■ OBJECTIVE: Print each line of the listing once more, precisely as given.

■ DATA IN THIS EXERCISE:
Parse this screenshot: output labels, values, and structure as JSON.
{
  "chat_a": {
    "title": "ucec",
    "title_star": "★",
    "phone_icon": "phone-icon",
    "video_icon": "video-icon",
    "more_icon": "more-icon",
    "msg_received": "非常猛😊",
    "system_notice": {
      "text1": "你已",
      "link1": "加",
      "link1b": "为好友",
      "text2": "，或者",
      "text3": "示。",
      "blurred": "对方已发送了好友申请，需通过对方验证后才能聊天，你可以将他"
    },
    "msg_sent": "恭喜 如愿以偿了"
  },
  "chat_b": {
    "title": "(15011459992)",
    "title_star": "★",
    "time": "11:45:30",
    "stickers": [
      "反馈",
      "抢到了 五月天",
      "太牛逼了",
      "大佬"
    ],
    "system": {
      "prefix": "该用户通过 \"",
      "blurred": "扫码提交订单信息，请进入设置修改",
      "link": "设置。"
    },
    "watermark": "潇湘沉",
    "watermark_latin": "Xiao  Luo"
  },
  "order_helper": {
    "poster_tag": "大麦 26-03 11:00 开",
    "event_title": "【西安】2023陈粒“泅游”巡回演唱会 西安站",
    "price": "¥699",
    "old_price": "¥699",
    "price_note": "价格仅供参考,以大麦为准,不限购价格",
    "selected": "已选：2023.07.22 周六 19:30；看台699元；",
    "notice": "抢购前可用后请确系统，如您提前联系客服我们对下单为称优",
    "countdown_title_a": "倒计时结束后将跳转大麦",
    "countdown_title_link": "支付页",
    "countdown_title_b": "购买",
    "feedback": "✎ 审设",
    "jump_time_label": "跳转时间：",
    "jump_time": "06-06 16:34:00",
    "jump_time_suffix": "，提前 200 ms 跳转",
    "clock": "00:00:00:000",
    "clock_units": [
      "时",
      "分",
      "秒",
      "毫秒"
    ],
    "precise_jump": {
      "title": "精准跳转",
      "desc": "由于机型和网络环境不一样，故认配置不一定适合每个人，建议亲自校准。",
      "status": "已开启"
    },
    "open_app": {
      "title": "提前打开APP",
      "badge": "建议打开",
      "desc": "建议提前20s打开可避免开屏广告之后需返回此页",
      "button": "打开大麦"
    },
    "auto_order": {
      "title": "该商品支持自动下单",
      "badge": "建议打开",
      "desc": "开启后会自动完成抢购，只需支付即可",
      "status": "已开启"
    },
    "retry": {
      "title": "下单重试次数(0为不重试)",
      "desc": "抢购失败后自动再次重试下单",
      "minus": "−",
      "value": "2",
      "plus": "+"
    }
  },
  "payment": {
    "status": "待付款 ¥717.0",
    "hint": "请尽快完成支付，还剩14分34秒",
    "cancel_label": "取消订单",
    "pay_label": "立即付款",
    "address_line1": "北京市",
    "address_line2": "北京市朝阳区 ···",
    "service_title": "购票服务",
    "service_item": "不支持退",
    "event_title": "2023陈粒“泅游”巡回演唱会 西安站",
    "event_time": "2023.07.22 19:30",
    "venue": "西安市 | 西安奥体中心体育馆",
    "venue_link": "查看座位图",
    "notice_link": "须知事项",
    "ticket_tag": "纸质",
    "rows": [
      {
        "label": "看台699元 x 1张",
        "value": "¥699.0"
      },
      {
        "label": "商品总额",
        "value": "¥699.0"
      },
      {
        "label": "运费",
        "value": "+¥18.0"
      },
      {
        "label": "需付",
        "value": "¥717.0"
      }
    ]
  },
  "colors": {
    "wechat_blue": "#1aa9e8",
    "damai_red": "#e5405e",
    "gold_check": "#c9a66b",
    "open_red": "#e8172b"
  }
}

■ WORKED SOLUTION:
Parse this screenshot: output labels, values, and structure as JSON.
{
  "chat_a": {
    "title": "ucec",
    "title_star": "★",
    "phone_icon": "phone-icon",
    "video_icon": "video-icon",
    "more_icon": "more-icon",
    "msg_received": "非常猛😊",
    "system_notice": {
      "text1": "你已",
      "link1": "加",
      "link1b": "为好友",
      "text2": "，或者",
      "text3": "示。",
      "blurred": "对方已发送了好友申请，需通过对方验证后才能聊天，你可以将他"
    },
    "msg_sent": "恭喜 如愿以偿了"
  },
  "chat_b": {
    "title": "(15011459992)",
    "title_star": "★",
    "time": "11:45:30",
    "stickers": [
      "反馈",
      "抢到了 五月天",
      "太牛逼了",
      "大佬"
    ],
    "system": {
      "prefix": "该用户通过 \"",
      "blurred": "扫码提交订单信息，请进入设置修改",
      "link": "设置。"
    },
    "watermark": "潇湘沉",
    "watermark_latin": "Xiao  Luo"
  },
  "order_helper": {
    "poster_tag": "大麦 26-03 11:00 开",
    "event_title": "【西安】2023陈粒“泅游”巡回演唱会 西安站",
    "price": "¥699",
    "old_price": "¥699",
    "price_note": "价格仅供参考,以大麦为准,不限购价格",
    "selected": "已选：2023.07.22 周六 19:30；看台699元；",
    "notice": "抢购前可用后请确系统，如您提前联系客服我们对下单为称优",
    "countdown_title_a": "倒计时结束后将跳转大麦",
    "countdown_title_link": "支付页",
    "countdown_title_b": "购买",
    "feedback": "✎ 审设",
    "jump_time_label": "跳转时间：",
    "jump_time": "06-06 16:34:00",
    "jump_time_suffix": "，提前 200 ms 跳转",
    "clock": "00:00:00:000",
    "clock_units": [
      "时",
      "分",
      "秒",
      "毫秒"
    ],
    "precise_jump": {
      "title": "精准跳转",
      "desc": "由于机型和网络环境不一样，故认配置不一定适合每个人，建议亲自校准。",
      "status": "已开启"
    },
    "open_app": {
      "title": "提前打开APP",
      "badge": "建议打开",
      "desc": "建议提前20s打开可避免开屏广告之后需返回此页",
      "button": "打开大麦"
    },
    "auto_order": {
      "title": "该商品支持自动下单",
      "badge": "建议打开",
      "desc": "开启后会自动完成抢购，只需支付即可",
      "status": "已开启"
    },
    "retry": {
      "title": "下单重试次数(0为不重试)",
      "desc": "抢购失败后自动再次重试下单",
      "minus": "−",
      "value": "2",
      "plus": "+"
    }
  },
  "payment": {
    "status": "待付款 ¥717.0",
    "hint": "请尽快完成支付，还剩14分34秒",
    "cancel_label": "取消订单",
    "pay_label": "立即付款",
    "address_line1": "北京市",
    "address_line2": "北京市朝阳区 ···",
    "service_title": "购票服务",
    "service_item": "不支持退",
    "event_title": "2023陈粒“泅游”巡回演唱会 西安站",
    "event_time": "2023.07.22 19:30",
    "venue": "西安市 | 西安奥体中心体育馆",
    "venue_link": "查看座位图",
    "notice_link": "须知事项",
    "ticket_tag": "纸质",
    "rows": [
      {
        "label": "看台699元 x 1张",
        "value": "¥699.0"
      },
      {
        "label": "商品总额",
        "value": "¥699.0"
      },
      {
        "label": "运费",
        "value": "+¥18.0"
      },
      {
        "label": "需付",
        "value": "¥717.0"
      }
    ]
  },
  "colors": {
    "wechat_blue": "#1aa9e8",
    "damai_red": "#e5405e",
    "gold_check": "#c9a66b",
    "open_red": "#e8172b"
  }
}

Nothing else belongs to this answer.